Work to complete =
Each entry must appear again exactly as it does in the source.

———

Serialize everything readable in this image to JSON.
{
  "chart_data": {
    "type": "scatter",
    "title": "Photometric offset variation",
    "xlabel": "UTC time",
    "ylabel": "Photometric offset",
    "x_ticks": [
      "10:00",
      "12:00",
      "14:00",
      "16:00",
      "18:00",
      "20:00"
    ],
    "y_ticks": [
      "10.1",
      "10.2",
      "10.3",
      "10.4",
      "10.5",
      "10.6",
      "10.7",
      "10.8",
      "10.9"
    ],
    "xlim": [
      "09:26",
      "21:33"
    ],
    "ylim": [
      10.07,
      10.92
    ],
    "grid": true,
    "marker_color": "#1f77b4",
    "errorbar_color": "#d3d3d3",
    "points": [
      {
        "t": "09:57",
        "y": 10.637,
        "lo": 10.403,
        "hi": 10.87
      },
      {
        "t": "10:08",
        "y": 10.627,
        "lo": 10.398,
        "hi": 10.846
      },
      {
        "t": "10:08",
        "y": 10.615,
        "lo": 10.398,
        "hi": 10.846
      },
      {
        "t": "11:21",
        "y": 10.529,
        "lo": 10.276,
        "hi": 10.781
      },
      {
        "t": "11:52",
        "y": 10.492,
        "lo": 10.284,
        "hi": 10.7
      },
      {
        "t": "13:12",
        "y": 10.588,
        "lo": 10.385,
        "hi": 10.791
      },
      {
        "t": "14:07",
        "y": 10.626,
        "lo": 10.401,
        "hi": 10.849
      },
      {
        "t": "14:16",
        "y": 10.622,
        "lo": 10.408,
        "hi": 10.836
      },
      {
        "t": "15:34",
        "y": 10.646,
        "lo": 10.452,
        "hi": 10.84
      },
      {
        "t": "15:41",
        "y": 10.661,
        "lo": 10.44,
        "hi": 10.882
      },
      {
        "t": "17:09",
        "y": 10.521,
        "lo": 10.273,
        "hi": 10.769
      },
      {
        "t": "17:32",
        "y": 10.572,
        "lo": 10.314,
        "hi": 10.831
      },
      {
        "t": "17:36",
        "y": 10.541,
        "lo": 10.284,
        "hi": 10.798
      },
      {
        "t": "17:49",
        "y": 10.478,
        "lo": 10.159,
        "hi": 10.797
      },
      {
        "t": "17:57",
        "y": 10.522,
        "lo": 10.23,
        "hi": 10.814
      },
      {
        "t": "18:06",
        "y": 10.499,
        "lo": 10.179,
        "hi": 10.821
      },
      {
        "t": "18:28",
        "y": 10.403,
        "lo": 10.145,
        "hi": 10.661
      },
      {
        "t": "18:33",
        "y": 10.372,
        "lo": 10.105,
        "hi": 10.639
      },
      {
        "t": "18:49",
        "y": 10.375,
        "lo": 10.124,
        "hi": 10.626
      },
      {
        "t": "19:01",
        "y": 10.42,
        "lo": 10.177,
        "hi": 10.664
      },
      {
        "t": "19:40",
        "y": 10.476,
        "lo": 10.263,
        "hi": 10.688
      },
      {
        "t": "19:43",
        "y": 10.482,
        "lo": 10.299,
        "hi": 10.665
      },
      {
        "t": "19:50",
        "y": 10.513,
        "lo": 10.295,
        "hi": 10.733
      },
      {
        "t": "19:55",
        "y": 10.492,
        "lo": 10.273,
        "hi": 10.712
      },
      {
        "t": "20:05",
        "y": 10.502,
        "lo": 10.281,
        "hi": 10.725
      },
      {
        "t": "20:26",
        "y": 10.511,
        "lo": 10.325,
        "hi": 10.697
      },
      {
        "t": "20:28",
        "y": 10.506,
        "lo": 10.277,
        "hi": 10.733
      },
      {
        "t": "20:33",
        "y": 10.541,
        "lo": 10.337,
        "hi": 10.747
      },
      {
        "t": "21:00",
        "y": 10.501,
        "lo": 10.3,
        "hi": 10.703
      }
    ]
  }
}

———

Task solution =
Serialize everything readable in this image to JSON.
{
  "chart_data": {
    "type": "scatter",
    "title": "Photometric offset variation",
    "xlabel": "UTC time",
    "ylabel": "Photometric offset",
    "x_ticks": [
      "10:00",
      "12:00",
      "14:00",
      "16:00",
      "18:00",
      "20:00"
    ],
    "y_ticks": [
      "10.1",
      "10.2",
      "10.3",
      "10.4",
      "10.5",
      "10.6",
      "10.7",
      "10.8",
      "10.9"
    ],
    "xlim": [
      "09:26",
      "21:33"
    ],
    "ylim": [
      10.07,
      10.92
    ],
    "grid": true,
    "marker_color": "#1f77b4",
    "errorbar_color": "#d3d3d3",
    "points": [
      {
        "t": "09:57",
        "y": 10.637,
        "lo": 10.403,
        "hi": 10.87
      },
      {
        "t": "10:08",
        "y": 10.627,
        "lo": 10.398,
        "hi": 10.846
      },
      {
        "t": "10:08",
        "y": 10.615,
        "lo": 10.398,
        "hi": 10.846
      },
      {
        "t": "11:21",
        "y": 10.529,
        "lo": 10.276,
        "hi": 10.781
      },
      {
        "t": "11:52",
        "y": 10.492,
        "lo": 10.284,
        "hi": 10.7
      },
      {
        "t": "13:12",
        "y": 10.588,
        "lo": 10.385,
        "hi": 10.791
      },
      {
        "t": "14:07",
        "y": 10.626,
        "lo": 10.401,
        "hi": 10.849
      },
      {
        "t": "14:16",
        "y": 10.622,
        "lo": 10.408,
        "hi": 10.836
      },
      {
        "t": "15:34",
        "y": 10.646,
        "lo": 10.452,
        "hi": 10.84
      },
      {
        "t": "15:41",
        "y": 10.661,
        "lo": 10.44,
        "hi": 10.882
      },
      {
        "t": "17:09",
        "y": 10.521,
        "lo": 10.273,
        "hi": 10.769
      },
      {
        "t": "17:32",
        "y": 10.572,
        "lo": 10.314,
        "hi": 10.831
      },
      {
        "t": "17:36",
        "y": 10.541,
        "lo": 10.284,
        "hi": 10.798
      },
      {
        "t": "17:49",
        "y": 10.478,
        "lo": 10.159,
        "hi": 10.797
      },
      {
        "t": "17:57",
        "y": 10.522,
        "lo": 10.23,
        "hi": 10.814
      },
      {
        "t": "18:06",
        "y": 10.499,
        "lo": 10.179,
        "hi": 10.821
      },
      {
        "t": "18:28",
        "y": 10.403,
        "lo": 10.145,
        "hi": 10.661
      },
      {
        "t": "18:33",
        "y": 10.372,
        "lo": 10.105,
        "hi": 10.639
      },
      {
        "t": "18:49",
        "y": 10.375,
        "lo": 10.124,
        "hi": 10.626
      },
      {
        "t": "19:01",
        "y": 10.42,
        "lo": 10.177,
        "hi": 10.664
      },
      {
        "t": "19:40",
        "y": 10.476,
        "lo": 10.263,
        "hi": 10.688
      },
      {
        "t": "19:43",
        "y": 10.482,
        "lo": 10.299,
        "hi": 10.665
      },
      {
        "t": "19:50",
        "y": 10.513,
        "lo": 10.295,
        "hi": 10.733
      },
      {
        "t": "19:55",
        "y": 10.492,
        "lo": 10.273,
        "hi": 10.712
      },
      {
        "t": "20:05",
        "y": 10.502,
        "lo": 10.281,
        "hi": 10.725
      },
      {
        "t": "20:26",
        "y": 10.511,
        "lo": 10.325,
        "hi": 10.697
      },
      {
        "t": "20:28",
        "y": 10.506,
        "lo": 10.277,
        "hi": 10.733
      },
      {
        "t": "20:33",
        "y": 10.541,
        "lo": 10.337,
        "hi": 10.747
      },
      {
        "t": "21:00",
        "y": 10.501,
        "lo": 10.3,
        "hi": 10.703
      }
    ]
  }
}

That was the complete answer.